Your tasks
• a. Answer each question from the Summit guide, one answer per line, marked the same way:
(i) Which batch scheduling system does Summit use?
(ii) Which command submits a batch script?
(iii) Where should the jsrun command be issued?
• b. List every component of a typical job named in the Summit guide.
• c. Transcribe the Summit guide word for word, everything from "The most common" down to "run your job.".

Quoted passage

☆ ☆ ☆ ☆

Linking in Libraries

OLCF systems provide hundreds of software packages and scientific libraries pre-installed at the system-level for users to take advantage of. In order to link these libraries into an application, users must direct the compiler to their location. The module show command can be used to determine the location of a particular library. For example

summit$ module show essl
------------------------------------------------------------------------------------
   /sw/summit/modulefiles/core/essl/6.1.0-1:
------------------------------------------------------------------------------------
whatis("ESSL 6.1.0-1 ")
prepend_path("LD_LIBRARY_PATH","/sw/summit/essl/6.1.0-1/essl/6.1/lib64")
append_path("LD_LIBRARY_PATH","/sw/summit/xl/16.1.1-beta4/lib")
prepend_path("MANPATH","/sw/summit/essl/6.1.0-1/essl/6.1/man")
setenv("OLCF_ESSL_ROOT","/sw/summit/essl/6.1.0-1/essl/6.1")
help([[ESSL 6.1.0-1

]])

When this module is loaded, the $OLCF_ESSL_ROOT environment variable holds the path to the ESSL installation, which contains the lib64/ and include/ directories:

summit$ module load essl
summit$ echo $OLCF_ESSL_ROOT
/sw/summit/essl/6.1.0-1/essl/6.1
summit$ ls $OLCF_ESSL_ROOT
FFTW3  READMES  REDIST.txt  include  iso-swid  ivps  lap  lib64  man  msg

The following screencast shows an example of linking two libraries into a simple program on Summit.

Running Jobs

As is the case on other OLCF systems, computational work on Summit is performed within jobs. A typical job consists of several components:

  • A submission script
  • An executable
  • Input files needed by the executable
  • Output files created by the executable

In general, the process for running a job is to:

  1. Prepare executables and input files
  2. Write the batch script
  3. Submit the batch script
  4. Monitor the job’s progress before and during execution

The following sections will provide more information regarding running jobs on Summit. Summit uses IBM Spectrum Load Sharing Facility (LSF) as the batch scheduling system.

Login, Launch, and Compute Nodes

Recall from the System Overview section that Summit has three types of nodes: login, launch, and compute. When you log into the system, you are placed on a login node. When your batch scripts or interactive jobs run, the resulting shell will run on a launch node. Compute nodes are accessed via the jsrun command. The jsrun command should only be issued from within an LSF job (either batch or interactive) on a launch node. Othewise, you will not have any compute nodes allocated and your parallel job will run on the login node. If this happens, your job will interfere with (and be interfered with by) other users’ login node tasks.

Batch Scripts

The most common way to interact with the batch system is via batch jobs. A batch job is simply a shell script with added directives to request various resources from or provide certain information to the batch scheduling system. Aside from the lines containing LSF options, the batch script is simply the series commands needed to set up and run your job.

To submit a batch script, use the bsub command:
bsub myjob.lsf

If you’ve previously used LSF, you’re probably used to submitting a job with input redirection (i.e. bsub < myjob.lsf).
This is not needed (and will not work) on Summit.

As an example, consider the following batch script:

1.	#!/bin/bash
2.	# Begin LSF Directives
3.	#BSUB -P ABC123
4.	#BSUB -W 3:00
5.	#BSUB -nnodes 2048
6.	#BSUB -alloc_flags gpumps
7.	#BSUB -J RunSim123
8.	#BSUB -o RunSim123.%J
9.	#BSUB -e RunSim123.%J
10.

☆ ☆ ☆ ☆

Records supplied
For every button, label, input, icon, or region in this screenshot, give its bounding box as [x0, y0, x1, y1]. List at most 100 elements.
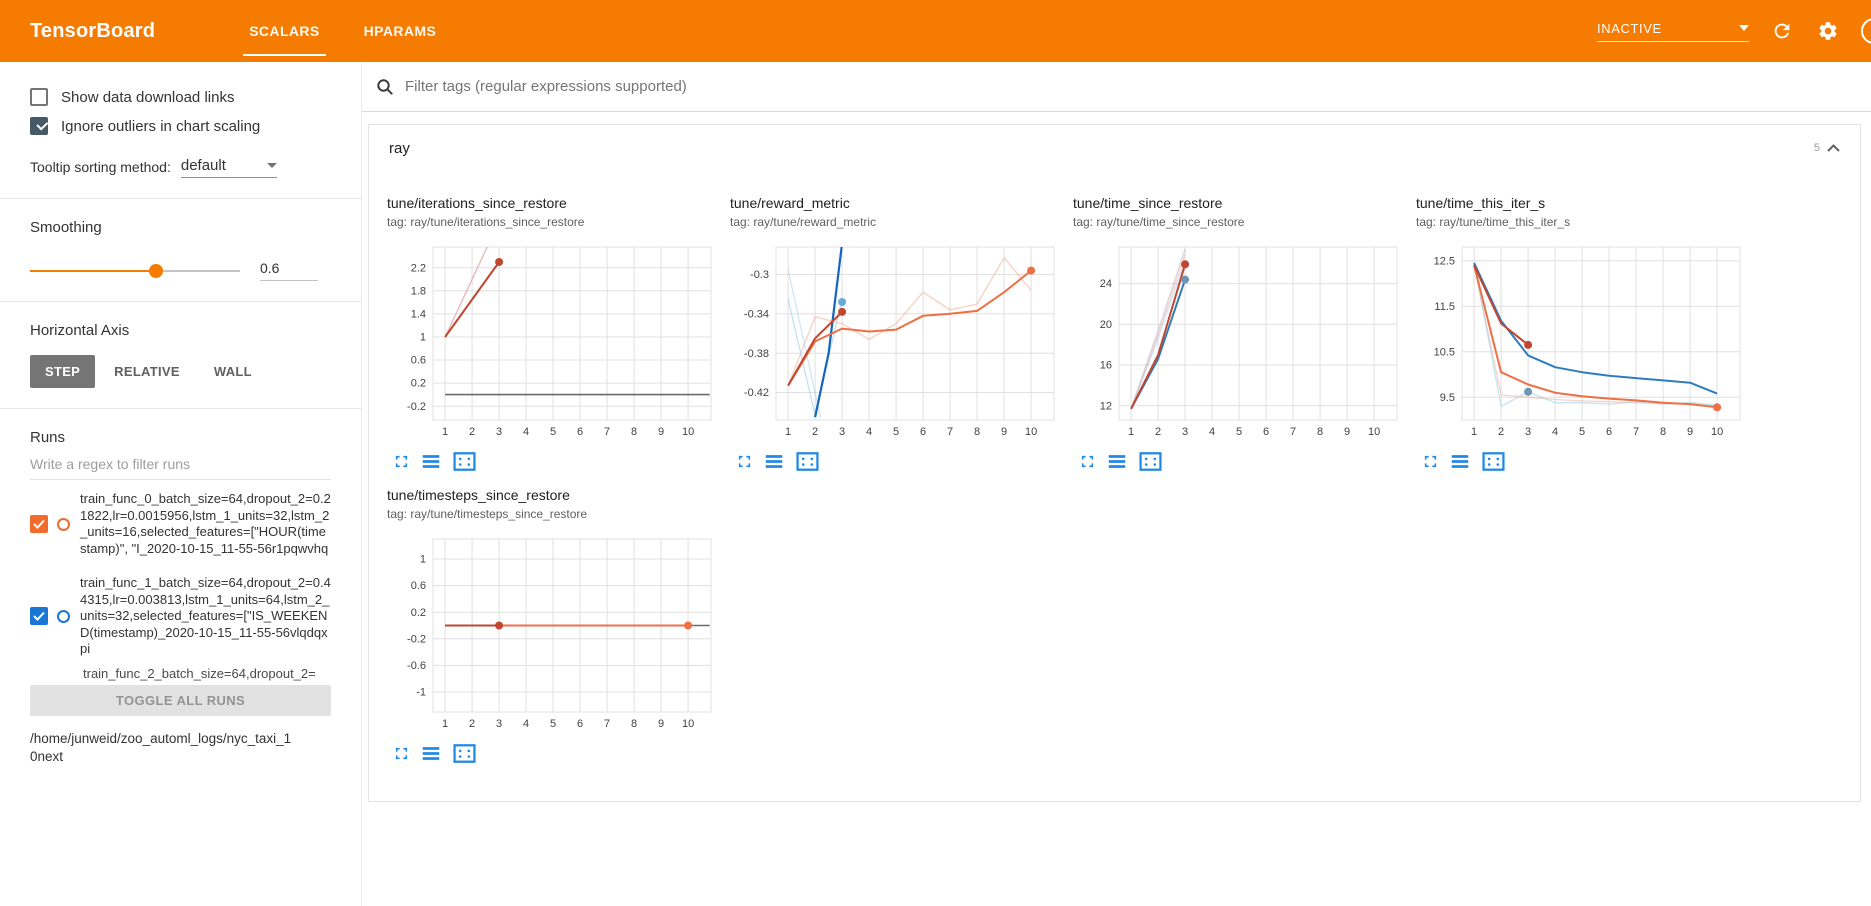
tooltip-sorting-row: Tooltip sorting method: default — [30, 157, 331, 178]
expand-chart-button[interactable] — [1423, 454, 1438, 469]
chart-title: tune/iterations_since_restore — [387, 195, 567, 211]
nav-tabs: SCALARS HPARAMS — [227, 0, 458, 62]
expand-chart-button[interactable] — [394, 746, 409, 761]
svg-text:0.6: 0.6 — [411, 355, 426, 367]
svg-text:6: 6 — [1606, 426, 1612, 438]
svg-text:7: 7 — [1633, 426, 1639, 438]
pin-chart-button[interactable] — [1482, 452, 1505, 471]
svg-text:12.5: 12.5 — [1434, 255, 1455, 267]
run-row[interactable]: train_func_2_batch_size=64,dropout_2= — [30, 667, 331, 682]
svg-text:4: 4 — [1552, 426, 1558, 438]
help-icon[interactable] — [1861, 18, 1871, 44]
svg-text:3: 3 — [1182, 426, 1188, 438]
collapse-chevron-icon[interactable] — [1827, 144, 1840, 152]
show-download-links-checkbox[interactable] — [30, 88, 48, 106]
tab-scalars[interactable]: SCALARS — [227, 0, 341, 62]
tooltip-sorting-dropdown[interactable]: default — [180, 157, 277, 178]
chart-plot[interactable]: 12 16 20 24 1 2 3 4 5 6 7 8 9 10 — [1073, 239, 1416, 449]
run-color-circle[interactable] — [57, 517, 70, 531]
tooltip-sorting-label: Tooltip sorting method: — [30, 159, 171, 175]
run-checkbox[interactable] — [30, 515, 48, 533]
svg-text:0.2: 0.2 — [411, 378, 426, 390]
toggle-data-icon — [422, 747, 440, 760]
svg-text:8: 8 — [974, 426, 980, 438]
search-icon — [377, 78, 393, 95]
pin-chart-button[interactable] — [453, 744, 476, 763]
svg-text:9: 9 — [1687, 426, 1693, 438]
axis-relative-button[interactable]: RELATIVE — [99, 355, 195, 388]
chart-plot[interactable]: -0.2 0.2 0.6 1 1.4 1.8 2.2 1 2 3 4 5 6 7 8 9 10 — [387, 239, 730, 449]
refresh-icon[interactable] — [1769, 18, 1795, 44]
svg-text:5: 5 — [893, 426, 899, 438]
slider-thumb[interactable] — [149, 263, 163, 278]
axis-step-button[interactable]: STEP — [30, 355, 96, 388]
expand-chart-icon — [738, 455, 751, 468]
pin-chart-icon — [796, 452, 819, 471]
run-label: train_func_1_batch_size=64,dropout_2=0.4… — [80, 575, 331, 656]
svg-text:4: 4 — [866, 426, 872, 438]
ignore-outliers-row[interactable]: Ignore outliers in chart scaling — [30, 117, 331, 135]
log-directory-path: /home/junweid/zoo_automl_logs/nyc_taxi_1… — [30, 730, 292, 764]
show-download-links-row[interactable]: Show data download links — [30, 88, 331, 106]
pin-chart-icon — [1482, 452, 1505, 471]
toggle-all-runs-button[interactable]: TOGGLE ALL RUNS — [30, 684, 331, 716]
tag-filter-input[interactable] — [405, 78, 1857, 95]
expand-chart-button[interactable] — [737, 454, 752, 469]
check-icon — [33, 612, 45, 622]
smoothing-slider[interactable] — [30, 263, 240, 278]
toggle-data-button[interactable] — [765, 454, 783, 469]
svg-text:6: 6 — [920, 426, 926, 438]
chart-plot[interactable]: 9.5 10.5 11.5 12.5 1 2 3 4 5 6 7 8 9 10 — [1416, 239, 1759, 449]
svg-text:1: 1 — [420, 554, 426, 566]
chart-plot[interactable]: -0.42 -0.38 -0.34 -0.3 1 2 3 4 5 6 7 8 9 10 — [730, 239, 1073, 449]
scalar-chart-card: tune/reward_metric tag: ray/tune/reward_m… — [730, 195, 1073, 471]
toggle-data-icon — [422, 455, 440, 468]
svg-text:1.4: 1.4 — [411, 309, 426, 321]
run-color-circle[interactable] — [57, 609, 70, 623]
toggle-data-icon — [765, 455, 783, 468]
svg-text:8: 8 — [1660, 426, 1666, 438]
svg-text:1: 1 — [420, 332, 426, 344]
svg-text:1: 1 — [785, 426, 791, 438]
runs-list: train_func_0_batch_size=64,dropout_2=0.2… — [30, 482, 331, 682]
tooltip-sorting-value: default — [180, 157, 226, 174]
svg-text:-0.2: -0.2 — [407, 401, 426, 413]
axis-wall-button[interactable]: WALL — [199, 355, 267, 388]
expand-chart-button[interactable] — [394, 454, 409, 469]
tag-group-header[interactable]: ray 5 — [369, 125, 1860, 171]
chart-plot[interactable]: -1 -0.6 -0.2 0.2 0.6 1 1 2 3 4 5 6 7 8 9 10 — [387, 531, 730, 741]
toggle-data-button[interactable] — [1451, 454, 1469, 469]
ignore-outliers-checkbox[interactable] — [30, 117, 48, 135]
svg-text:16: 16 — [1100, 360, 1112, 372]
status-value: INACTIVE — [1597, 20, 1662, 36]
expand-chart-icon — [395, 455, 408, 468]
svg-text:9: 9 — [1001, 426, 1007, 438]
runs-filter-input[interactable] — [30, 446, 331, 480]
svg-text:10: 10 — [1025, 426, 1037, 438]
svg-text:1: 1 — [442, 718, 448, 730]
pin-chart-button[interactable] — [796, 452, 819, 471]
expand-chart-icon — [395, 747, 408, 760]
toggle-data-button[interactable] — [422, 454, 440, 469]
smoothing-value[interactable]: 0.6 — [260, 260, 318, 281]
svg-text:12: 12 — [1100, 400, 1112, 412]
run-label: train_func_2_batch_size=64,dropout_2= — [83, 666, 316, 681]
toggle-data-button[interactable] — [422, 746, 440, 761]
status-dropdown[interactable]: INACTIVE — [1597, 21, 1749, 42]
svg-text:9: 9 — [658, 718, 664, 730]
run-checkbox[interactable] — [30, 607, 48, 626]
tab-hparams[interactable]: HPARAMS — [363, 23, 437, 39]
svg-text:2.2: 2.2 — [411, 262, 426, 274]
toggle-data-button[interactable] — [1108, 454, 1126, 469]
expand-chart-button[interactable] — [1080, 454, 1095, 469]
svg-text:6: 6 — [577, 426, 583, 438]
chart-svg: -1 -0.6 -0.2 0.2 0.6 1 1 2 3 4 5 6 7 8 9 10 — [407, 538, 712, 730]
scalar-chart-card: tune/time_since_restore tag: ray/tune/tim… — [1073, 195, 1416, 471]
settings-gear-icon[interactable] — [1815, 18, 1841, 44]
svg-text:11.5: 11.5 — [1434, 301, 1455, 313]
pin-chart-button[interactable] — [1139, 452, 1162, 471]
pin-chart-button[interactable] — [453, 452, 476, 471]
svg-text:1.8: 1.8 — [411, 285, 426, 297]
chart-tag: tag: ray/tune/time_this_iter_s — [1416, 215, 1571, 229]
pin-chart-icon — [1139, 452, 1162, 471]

☆ ☆ ☆ ☆

Answers to each task
• a.
(i) IBM Spectrum Load Sharing Facility (LSF)
(ii) bsub
(iii) From within an LSF job (either batch or interactive) on a launch node

• b.
- A submission script
- An executable
- Input files needed by the executable
- Output files created by the executable

• c.
The most common way to interact with the batch system is via batch jobs. A batch job is simply a shell script with added directives to request various resources from or provide certain information to the batch scheduling system. Aside from the lines containing LSF options, the batch script is simply the series commands needed to set up and run your job.